◆ Exercise objective ◆
What follows is a block of records; reproduce all of it verbatim.

(Entries taken from a collection)
....
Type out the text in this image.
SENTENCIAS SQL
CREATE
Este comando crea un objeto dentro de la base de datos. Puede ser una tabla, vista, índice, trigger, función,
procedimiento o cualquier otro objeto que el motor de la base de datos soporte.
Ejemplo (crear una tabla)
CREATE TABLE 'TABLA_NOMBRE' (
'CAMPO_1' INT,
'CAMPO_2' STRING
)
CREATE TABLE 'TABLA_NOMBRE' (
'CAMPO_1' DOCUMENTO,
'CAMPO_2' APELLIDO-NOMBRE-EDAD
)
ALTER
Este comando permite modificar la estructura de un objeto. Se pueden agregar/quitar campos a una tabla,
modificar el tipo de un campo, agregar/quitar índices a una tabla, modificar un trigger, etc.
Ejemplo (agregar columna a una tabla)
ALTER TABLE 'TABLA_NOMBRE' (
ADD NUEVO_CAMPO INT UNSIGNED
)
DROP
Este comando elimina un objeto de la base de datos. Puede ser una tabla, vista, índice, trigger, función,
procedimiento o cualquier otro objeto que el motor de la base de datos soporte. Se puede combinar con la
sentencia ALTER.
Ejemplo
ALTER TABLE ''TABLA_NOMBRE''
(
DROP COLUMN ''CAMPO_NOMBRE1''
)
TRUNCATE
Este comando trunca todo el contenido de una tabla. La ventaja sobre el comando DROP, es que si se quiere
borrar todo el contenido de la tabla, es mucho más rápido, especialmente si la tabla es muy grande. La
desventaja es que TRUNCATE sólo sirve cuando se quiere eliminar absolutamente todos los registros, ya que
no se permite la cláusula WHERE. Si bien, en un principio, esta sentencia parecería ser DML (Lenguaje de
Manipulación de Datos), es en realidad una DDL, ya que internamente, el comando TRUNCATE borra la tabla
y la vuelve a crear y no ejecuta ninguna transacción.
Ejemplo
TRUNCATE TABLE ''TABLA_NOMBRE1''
....
◆ Solution to this task ◆
Type out the text in this image.
SENTENCIAS SQL
CREATE
Este comando crea un objeto dentro de la base de datos. Puede ser una tabla, vista, índice, trigger, función,
procedimiento o cualquier otro objeto que el motor de la base de datos soporte.
Ejemplo (crear una tabla)
CREATE TABLE 'TABLA_NOMBRE' (
'CAMPO_1' INT,
'CAMPO_2' STRING
)
CREATE TABLE 'TABLA_NOMBRE' (
'CAMPO_1' DOCUMENTO,
'CAMPO_2' APELLIDO-NOMBRE-EDAD
)
ALTER
Este comando permite modificar la estructura de un objeto. Se pueden agregar/quitar campos a una tabla,
modificar el tipo de un campo, agregar/quitar índices a una tabla, modificar un trigger, etc.
Ejemplo (agregar columna a una tabla)
ALTER TABLE 'TABLA_NOMBRE' (
ADD NUEVO_CAMPO INT UNSIGNED
)
DROP
Este comando elimina un objeto de la base de datos. Puede ser una tabla, vista, índice, trigger, función,
procedimiento o cualquier otro objeto que el motor de la base de datos soporte. Se puede combinar con la
sentencia ALTER.
Ejemplo
ALTER TABLE ''TABLA_NOMBRE''
(
DROP COLUMN ''CAMPO_NOMBRE1''
)
TRUNCATE
Este comando trunca todo el contenido de una tabla. La ventaja sobre el comando DROP, es que si se quiere
borrar todo el contenido de la tabla, es mucho más rápido, especialmente si la tabla es muy grande. La
desventaja es que TRUNCATE sólo sirve cuando se quiere eliminar absolutamente todos los registros, ya que
no se permite la cláusula WHERE. Si bien, en un principio, esta sentencia parecería ser DML (Lenguaje de
Manipulación de Datos), es en realidad una DDL, ya que internamente, el comando TRUNCATE borra la tabla
y la vuelve a crear y no ejecuta ninguna transacción.
Ejemplo
TRUNCATE TABLE ''TABLA_NOMBRE1''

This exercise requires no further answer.